• MATERIAL FOR THE TASK
+--

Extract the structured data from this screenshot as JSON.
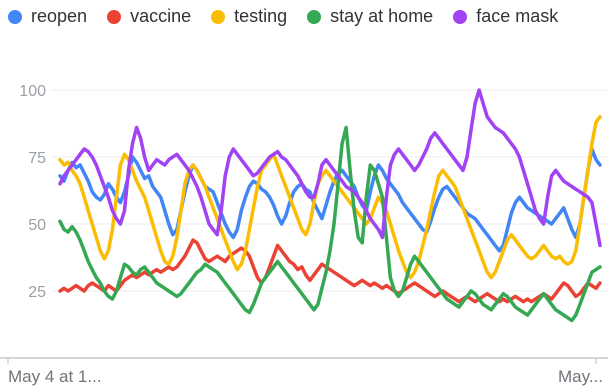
{
  "chart_data": {
    "type": "line",
    "title": "",
    "xlabel": "",
    "ylabel": "",
    "ylim": [
      0,
      100
    ],
    "y_ticks": [
      25,
      50,
      75,
      100
    ],
    "x_tick_labels": [
      "May 4 at 1...",
      "May..."
    ],
    "grid": "horizontal",
    "legend_position": "top",
    "series": [
      {
        "name": "reopen",
        "color": "#4285f4",
        "values": [
          68,
          66,
          70,
          73,
          71,
          72,
          69,
          66,
          62,
          60,
          59,
          61,
          65,
          63,
          60,
          58,
          62,
          68,
          75,
          73,
          70,
          67,
          68,
          64,
          62,
          60,
          55,
          50,
          46,
          48,
          55,
          62,
          68,
          72,
          70,
          67,
          64,
          63,
          62,
          58,
          54,
          50,
          47,
          45,
          48,
          55,
          60,
          64,
          66,
          65,
          63,
          62,
          60,
          57,
          53,
          50,
          53,
          58,
          62,
          64,
          65,
          63,
          62,
          58,
          55,
          52,
          57,
          62,
          66,
          69,
          70,
          68,
          66,
          64,
          60,
          57,
          55,
          62,
          68,
          72,
          70,
          67,
          65,
          63,
          61,
          58,
          56,
          54,
          52,
          50,
          48,
          47,
          51,
          56,
          60,
          63,
          64,
          62,
          60,
          58,
          56,
          54,
          53,
          52,
          50,
          48,
          46,
          44,
          42,
          40,
          42,
          48,
          54,
          58,
          60,
          58,
          56,
          55,
          54,
          53,
          52,
          51,
          50,
          52,
          54,
          56,
          52,
          48,
          45,
          50,
          60,
          70,
          78,
          74,
          72
        ]
      },
      {
        "name": "vaccine",
        "color": "#ea4335",
        "values": [
          25,
          26,
          25,
          26,
          27,
          26,
          25,
          27,
          28,
          27,
          26,
          25,
          27,
          26,
          25,
          27,
          29,
          30,
          31,
          30,
          31,
          32,
          31,
          32,
          33,
          32,
          33,
          34,
          33,
          34,
          36,
          38,
          41,
          44,
          43,
          40,
          37,
          36,
          37,
          38,
          37,
          36,
          38,
          39,
          40,
          41,
          40,
          38,
          34,
          30,
          28,
          30,
          34,
          38,
          42,
          40,
          38,
          36,
          35,
          33,
          34,
          31,
          29,
          31,
          33,
          35,
          34,
          33,
          32,
          31,
          30,
          29,
          28,
          27,
          28,
          29,
          28,
          27,
          28,
          27,
          26,
          27,
          26,
          25,
          24,
          25,
          26,
          27,
          28,
          27,
          26,
          25,
          24,
          23,
          24,
          25,
          24,
          23,
          22,
          21,
          22,
          23,
          22,
          21,
          22,
          23,
          24,
          23,
          22,
          21,
          22,
          21,
          22,
          23,
          22,
          21,
          22,
          21,
          22,
          23,
          24,
          23,
          22,
          24,
          26,
          28,
          27,
          25,
          23,
          24,
          26,
          28,
          27,
          26,
          28
        ]
      },
      {
        "name": "testing",
        "color": "#fbbc04",
        "values": [
          74,
          72,
          73,
          70,
          68,
          65,
          60,
          55,
          50,
          45,
          40,
          37,
          40,
          48,
          60,
          72,
          76,
          74,
          70,
          66,
          63,
          60,
          55,
          50,
          45,
          40,
          36,
          35,
          38,
          45,
          55,
          65,
          70,
          72,
          70,
          67,
          64,
          60,
          56,
          52,
          48,
          44,
          40,
          36,
          33,
          35,
          40,
          48,
          56,
          64,
          70,
          72,
          74,
          76,
          72,
          68,
          64,
          60,
          56,
          52,
          48,
          46,
          50,
          58,
          65,
          68,
          70,
          68,
          66,
          64,
          62,
          60,
          58,
          56,
          54,
          52,
          50,
          52,
          56,
          60,
          58,
          55,
          50,
          45,
          40,
          36,
          32,
          30,
          32,
          36,
          42,
          48,
          55,
          62,
          68,
          70,
          68,
          66,
          64,
          60,
          56,
          52,
          48,
          44,
          40,
          36,
          32,
          30,
          32,
          36,
          40,
          44,
          46,
          44,
          42,
          40,
          38,
          37,
          38,
          40,
          42,
          40,
          38,
          37,
          38,
          36,
          35,
          36,
          40,
          50,
          60,
          70,
          80,
          88,
          90
        ]
      },
      {
        "name": "stay at home",
        "color": "#34a853",
        "values": [
          51,
          48,
          47,
          49,
          47,
          44,
          40,
          36,
          33,
          30,
          28,
          25,
          23,
          22,
          25,
          30,
          35,
          34,
          32,
          31,
          33,
          34,
          32,
          30,
          28,
          27,
          26,
          25,
          24,
          23,
          24,
          26,
          28,
          30,
          32,
          33,
          35,
          34,
          33,
          32,
          30,
          28,
          26,
          24,
          22,
          20,
          18,
          17,
          20,
          24,
          28,
          30,
          32,
          34,
          36,
          34,
          32,
          30,
          28,
          26,
          24,
          22,
          20,
          18,
          20,
          26,
          32,
          40,
          50,
          65,
          80,
          86,
          70,
          55,
          45,
          43,
          60,
          72,
          70,
          65,
          60,
          45,
          30,
          25,
          23,
          25,
          30,
          35,
          38,
          36,
          34,
          32,
          30,
          28,
          26,
          24,
          22,
          21,
          20,
          19,
          21,
          23,
          25,
          24,
          22,
          20,
          19,
          18,
          20,
          22,
          24,
          23,
          21,
          19,
          18,
          17,
          16,
          18,
          20,
          22,
          24,
          22,
          20,
          18,
          17,
          16,
          15,
          14,
          16,
          20,
          24,
          28,
          32,
          33,
          34
        ]
      },
      {
        "name": "face mask",
        "color": "#a142f4",
        "values": [
          65,
          68,
          70,
          72,
          74,
          76,
          78,
          77,
          75,
          72,
          68,
          64,
          60,
          55,
          52,
          50,
          55,
          70,
          80,
          86,
          82,
          75,
          70,
          72,
          74,
          73,
          72,
          74,
          75,
          76,
          74,
          72,
          70,
          67,
          64,
          60,
          55,
          50,
          48,
          46,
          55,
          68,
          75,
          78,
          76,
          74,
          72,
          70,
          68,
          69,
          71,
          73,
          75,
          76,
          77,
          75,
          74,
          72,
          70,
          68,
          65,
          62,
          60,
          60,
          65,
          72,
          74,
          72,
          70,
          68,
          66,
          64,
          63,
          62,
          60,
          58,
          55,
          52,
          50,
          48,
          45,
          60,
          72,
          76,
          78,
          76,
          74,
          72,
          70,
          72,
          75,
          78,
          82,
          84,
          82,
          80,
          78,
          76,
          74,
          72,
          70,
          75,
          85,
          95,
          100,
          95,
          90,
          88,
          86,
          85,
          84,
          82,
          80,
          78,
          75,
          70,
          65,
          60,
          55,
          52,
          50,
          60,
          68,
          70,
          68,
          66,
          65,
          64,
          63,
          62,
          61,
          60,
          58,
          50,
          42
        ]
      }
    ]
  }
}
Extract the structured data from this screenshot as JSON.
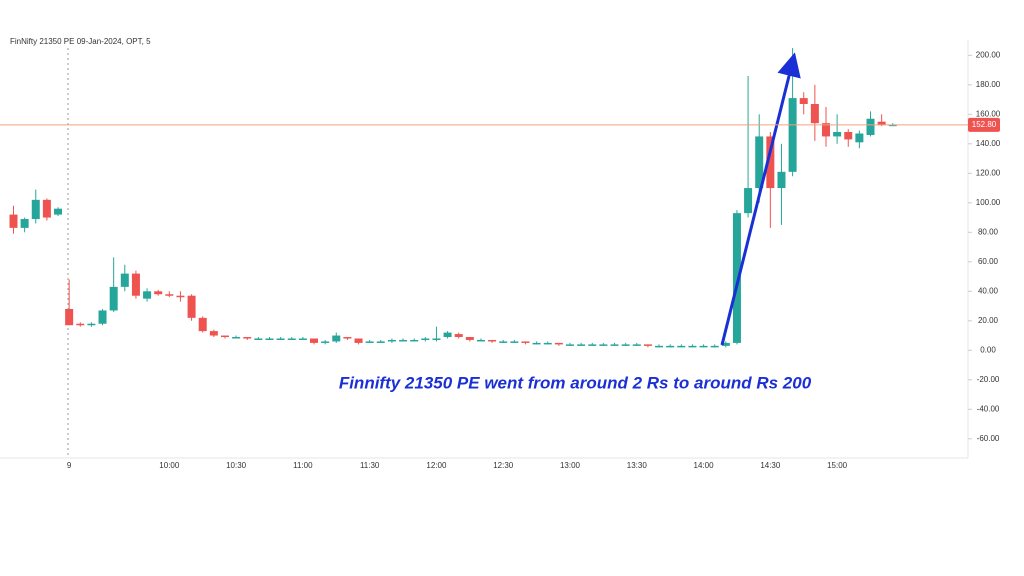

+--

• TO DO
Restate each entry word for word, leaving out any pictures.

• THE RESULT
Extract the structured data from this screenshot as JSON.
{
  "chart_data": {
    "type": "line",
    "title": "",
    "xlabel": "",
    "ylabel": "",
    "ylim": [
      0,
      100
    ],
    "y_ticks": [
      25,
      50,
      75,
      100
    ],
    "x_tick_labels": [
      "May 4 at 1...",
      "May..."
    ],
    "grid": "horizontal",
    "legend_position": "top",
    "series": [
      {
        "name": "reopen",
        "color": "#4285f4",
        "values": [
          68,
          66,
          70,
          73,
          71,
          72,
          69,
          66,
          62,
          60,
          59,
          61,
          65,
          63,
          60,
          58,
          62,
          68,
          75,
          73,
          70,
          67,
          68,
          64,
          62,
          60,
          55,
          50,
          46,
          48,
          55,
          62,
          68,
          72,
          70,
          67,
          64,
          63,
          62,
          58,
          54,
          50,
          47,
          45,
          48,
          55,
          60,
          64,
          66,
          65,
          63,
          62,
          60,
          57,
          53,
          50,
          53,
          58,
          62,
          64,
          65,
          63,
          62,
          58,
          55,
          52,
          57,
          62,
          66,
          69,
          70,
          68,
          66,
          64,
          60,
          57,
          55,
          62,
          68,
          72,
          70,
          67,
          65,
          63,
          61,
          58,
          56,
          54,
          52,
          50,
          48,
          47,
          51,
          56,
          60,
          63,
          64,
          62,
          60,
          58,
          56,
          54,
          53,
          52,
          50,
          48,
          46,
          44,
          42,
          40,
          42,
          48,
          54,
          58,
          60,
          58,
          56,
          55,
          54,
          53,
          52,
          51,
          50,
          52,
          54,
          56,
          52,
          48,
          45,
          50,
          60,
          70,
          78,
          74,
          72
        ]
      },
      {
        "name": "vaccine",
        "color": "#ea4335",
        "values": [
          25,
          26,
          25,
          26,
          27,
          26,
          25,
          27,
          28,
          27,
          26,
          25,
          27,
          26,
          25,
          27,
          29,
          30,
          31,
          30,
          31,
          32,
          31,
          32,
          33,
          32,
          33,
          34,
          33,
          34,
          36,
          38,
          41,
          44,
          43,
          40,
          37,
          36,
          37,
          38,
          37,
          36,
          38,
          39,
          40,
          41,
          40,
          38,
          34,
          30,
          28,
          30,
          34,
          38,
          42,
          40,
          38,
          36,
          35,
          33,
          34,
          31,
          29,
          31,
          33,
          35,
          34,
          33,
          32,
          31,
          30,
          29,
          28,
          27,
          28,
          29,
          28,
          27,
          28,
          27,
          26,
          27,
          26,
          25,
          24,
          25,
          26,
          27,
          28,
          27,
          26,
          25,
          24,
          23,
          24,
          25,
          24,
          23,
          22,
          21,
          22,
          23,
          22,
          21,
          22,
          23,
          24,
          23,
          22,
          21,
          22,
          21,
          22,
          23,
          22,
          21,
          22,
          21,
          22,
          23,
          24,
          23,
          22,
          24,
          26,
          28,
          27,
          25,
          23,
          24,
          26,
          28,
          27,
          26,
          28
        ]
      },
      {
        "name": "testing",
        "color": "#fbbc04",
        "values": [
          74,
          72,
          73,
          70,
          68,
          65,
          60,
          55,
          50,
          45,
          40,
          37,
          40,
          48,
          60,
          72,
          76,
          74,
          70,
          66,
          63,
          60,
          55,
          50,
          45,
          40,
          36,
          35,
          38,
          45,
          55,
          65,
          70,
          72,
          70,
          67,
          64,
          60,
          56,
          52,
          48,
          44,
          40,
          36,
          33,
          35,
          40,
          48,
          56,
          64,
          70,
          72,
          74,
          76,
          72,
          68,
          64,
          60,
          56,
          52,
          48,
          46,
          50,
          58,
          65,
          68,
          70,
          68,
          66,
          64,
          62,
          60,
          58,
          56,
          54,
          52,
          50,
          52,
          56,
          60,
          58,
          55,
          50,
          45,
          40,
          36,
          32,
          30,
          32,
          36,
          42,
          48,
          55,
          62,
          68,
          70,
          68,
          66,
          64,
          60,
          56,
          52,
          48,
          44,
          40,
          36,
          32,
          30,
          32,
          36,
          40,
          44,
          46,
          44,
          42,
          40,
          38,
          37,
          38,
          40,
          42,
          40,
          38,
          37,
          38,
          36,
          35,
          36,
          40,
          50,
          60,
          70,
          80,
          88,
          90
        ]
      },
      {
        "name": "stay at home",
        "color": "#34a853",
        "values": [
          51,
          48,
          47,
          49,
          47,
          44,
          40,
          36,
          33,
          30,
          28,
          25,
          23,
          22,
          25,
          30,
          35,
          34,
          32,
          31,
          33,
          34,
          32,
          30,
          28,
          27,
          26,
          25,
          24,
          23,
          24,
          26,
          28,
          30,
          32,
          33,
          35,
          34,
          33,
          32,
          30,
          28,
          26,
          24,
          22,
          20,
          18,
          17,
          20,
          24,
          28,
          30,
          32,
          34,
          36,
          34,
          32,
          30,
          28,
          26,
          24,
          22,
          20,
          18,
          20,
          26,
          32,
          40,
          50,
          65,
          80,
          86,
          70,
          55,
          45,
          43,
          60,
          72,
          70,
          65,
          60,
          45,
          30,
          25,
          23,
          25,
          30,
          35,
          38,
          36,
          34,
          32,
          30,
          28,
          26,
          24,
          22,
          21,
          20,
          19,
          21,
          23,
          25,
          24,
          22,
          20,
          19,
          18,
          20,
          22,
          24,
          23,
          21,
          19,
          18,
          17,
          16,
          18,
          20,
          22,
          24,
          22,
          20,
          18,
          17,
          16,
          15,
          14,
          16,
          20,
          24,
          28,
          32,
          33,
          34
        ]
      },
      {
        "name": "face mask",
        "color": "#a142f4",
        "values": [
          65,
          68,
          70,
          72,
          74,
          76,
          78,
          77,
          75,
          72,
          68,
          64,
          60,
          55,
          52,
          50,
          55,
          70,
          80,
          86,
          82,
          75,
          70,
          72,
          74,
          73,
          72,
          74,
          75,
          76,
          74,
          72,
          70,
          67,
          64,
          60,
          55,
          50,
          48,
          46,
          55,
          68,
          75,
          78,
          76,
          74,
          72,
          70,
          68,
          69,
          71,
          73,
          75,
          76,
          77,
          75,
          74,
          72,
          70,
          68,
          65,
          62,
          60,
          60,
          65,
          72,
          74,
          72,
          70,
          68,
          66,
          64,
          63,
          62,
          60,
          58,
          55,
          52,
          50,
          48,
          45,
          60,
          72,
          76,
          78,
          76,
          74,
          72,
          70,
          72,
          75,
          78,
          82,
          84,
          82,
          80,
          78,
          76,
          74,
          72,
          70,
          75,
          85,
          95,
          100,
          95,
          90,
          88,
          86,
          85,
          84,
          82,
          80,
          78,
          75,
          70,
          65,
          60,
          55,
          52,
          50,
          60,
          68,
          70,
          68,
          66,
          65,
          64,
          63,
          62,
          61,
          60,
          58,
          50,
          42
        ]
      }
    ]
  }
}
Extract the structured data from this screenshot as JSON.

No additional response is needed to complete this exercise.